(begin)

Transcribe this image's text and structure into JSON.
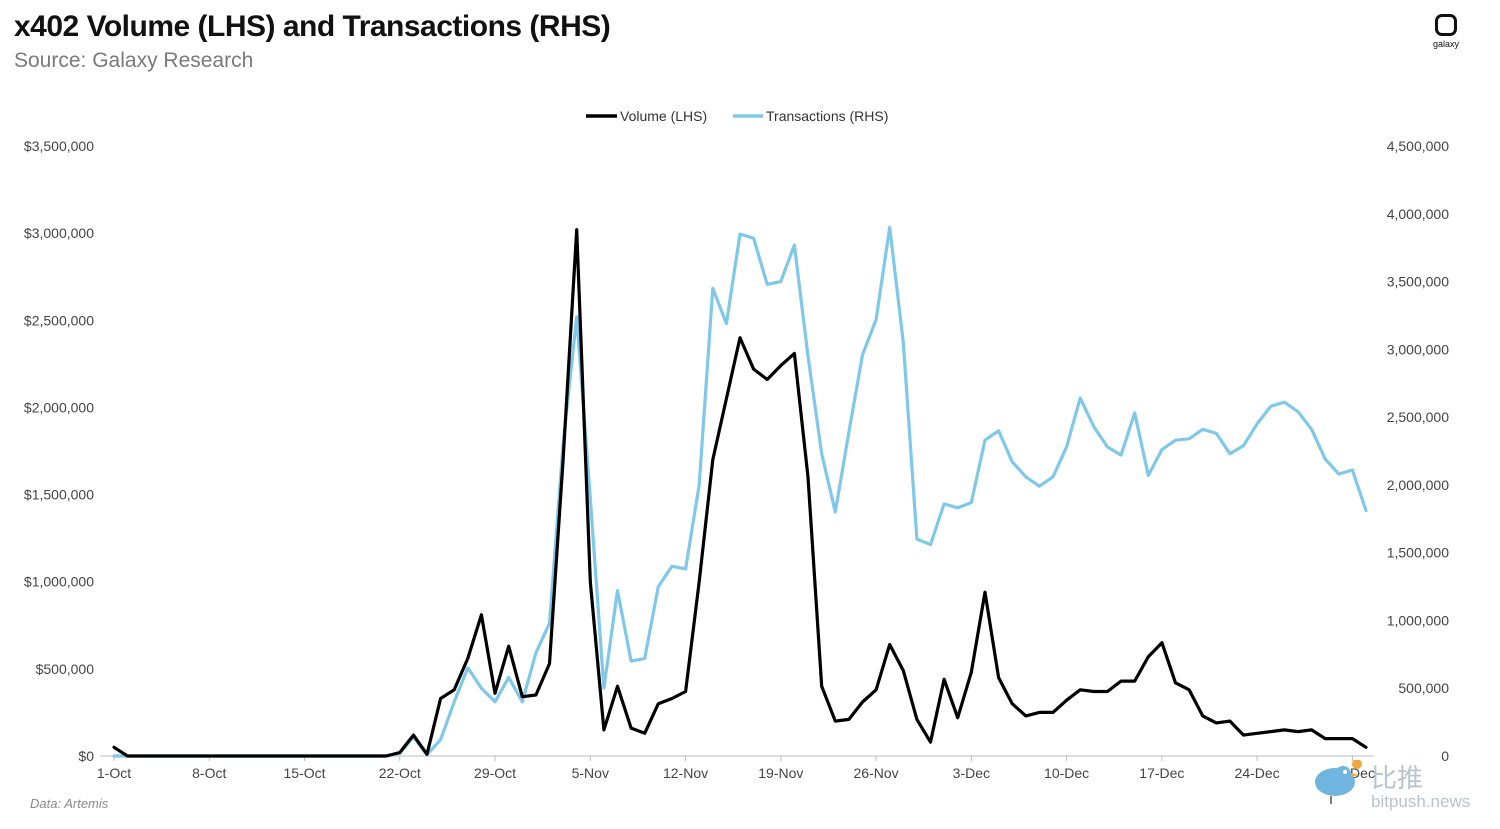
{
  "header": {
    "title": "x402 Volume (LHS) and Transactions (RHS)",
    "subtitle": "Source: Galaxy Research"
  },
  "footer": {
    "note": "Data: Artemis"
  },
  "logo": {
    "text": "galaxy"
  },
  "watermark": {
    "cn": "比推",
    "en": "bitpush.news"
  },
  "colors": {
    "volume": "#000000",
    "transactions": "#7fc8ea",
    "axis": "#bbbbbb"
  },
  "chart_data": {
    "type": "line",
    "title": "x402 Volume (LHS) and Transactions (RHS)",
    "legend_position": "top-center",
    "grid": false,
    "x_start": "2025-10-01",
    "x_end": "2025-12-31",
    "x_tick_labels": [
      "1-Oct",
      "8-Oct",
      "15-Oct",
      "22-Oct",
      "29-Oct",
      "5-Nov",
      "12-Nov",
      "19-Nov",
      "26-Nov",
      "3-Dec",
      "10-Dec",
      "17-Dec",
      "24-Dec",
      "31-Dec"
    ],
    "y_left": {
      "label": "",
      "ticks": [
        "$0",
        "$500,000",
        "$1,000,000",
        "$1,500,000",
        "$2,000,000",
        "$2,500,000",
        "$3,000,000",
        "$3,500,000"
      ],
      "min": 0,
      "max": 3500000
    },
    "y_right": {
      "label": "",
      "ticks": [
        "0",
        "500,000",
        "1,000,000",
        "1,500,000",
        "2,000,000",
        "2,500,000",
        "3,000,000",
        "3,500,000",
        "4,000,000",
        "4,500,000"
      ],
      "min": 0,
      "max": 4500000
    },
    "series": [
      {
        "name": "Volume (LHS)",
        "axis": "left",
        "values": [
          50000,
          0,
          0,
          0,
          0,
          0,
          0,
          0,
          0,
          0,
          0,
          0,
          0,
          0,
          0,
          0,
          0,
          0,
          0,
          0,
          0,
          20000,
          120000,
          10000,
          330000,
          380000,
          560000,
          810000,
          360000,
          630000,
          340000,
          350000,
          530000,
          1700000,
          3020000,
          1000000,
          150000,
          400000,
          160000,
          130000,
          300000,
          330000,
          370000,
          1000000,
          1700000,
          2050000,
          2400000,
          2220000,
          2160000,
          2240000,
          2310000,
          1600000,
          400000,
          200000,
          210000,
          310000,
          380000,
          640000,
          490000,
          210000,
          80000,
          440000,
          220000,
          480000,
          940000,
          450000,
          300000,
          230000,
          250000,
          250000,
          320000,
          380000,
          370000,
          370000,
          430000,
          430000,
          570000,
          650000,
          420000,
          380000,
          230000,
          190000,
          200000,
          120000,
          130000,
          140000,
          150000,
          140000,
          150000,
          100000,
          100000,
          100000,
          50000
        ]
      },
      {
        "name": "Transactions (RHS)",
        "axis": "right",
        "values": [
          0,
          0,
          0,
          0,
          0,
          0,
          0,
          0,
          0,
          0,
          0,
          0,
          0,
          0,
          0,
          0,
          0,
          0,
          0,
          0,
          0,
          20000,
          140000,
          10000,
          120000,
          400000,
          650000,
          500000,
          400000,
          580000,
          400000,
          760000,
          980000,
          2300000,
          3240000,
          1900000,
          500000,
          1220000,
          700000,
          720000,
          1250000,
          1400000,
          1380000,
          2000000,
          3450000,
          3190000,
          3850000,
          3820000,
          3480000,
          3500000,
          3770000,
          2950000,
          2230000,
          1800000,
          2390000,
          2960000,
          3220000,
          3900000,
          3050000,
          1600000,
          1560000,
          1860000,
          1830000,
          1870000,
          2330000,
          2400000,
          2170000,
          2060000,
          1990000,
          2060000,
          2280000,
          2640000,
          2430000,
          2280000,
          2220000,
          2530000,
          2070000,
          2260000,
          2330000,
          2340000,
          2410000,
          2380000,
          2230000,
          2290000,
          2450000,
          2580000,
          2610000,
          2540000,
          2410000,
          2190000,
          2080000,
          2110000,
          1810000
        ]
      }
    ]
  }
}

(end)

◆ WHAT IS BEING ASKED ◆
From the data above, copy each line that holds "name".

◆ WRITTEN REPLY ◆
        "name": "Volume (LHS)",
        "name": "Transactions (RHS)",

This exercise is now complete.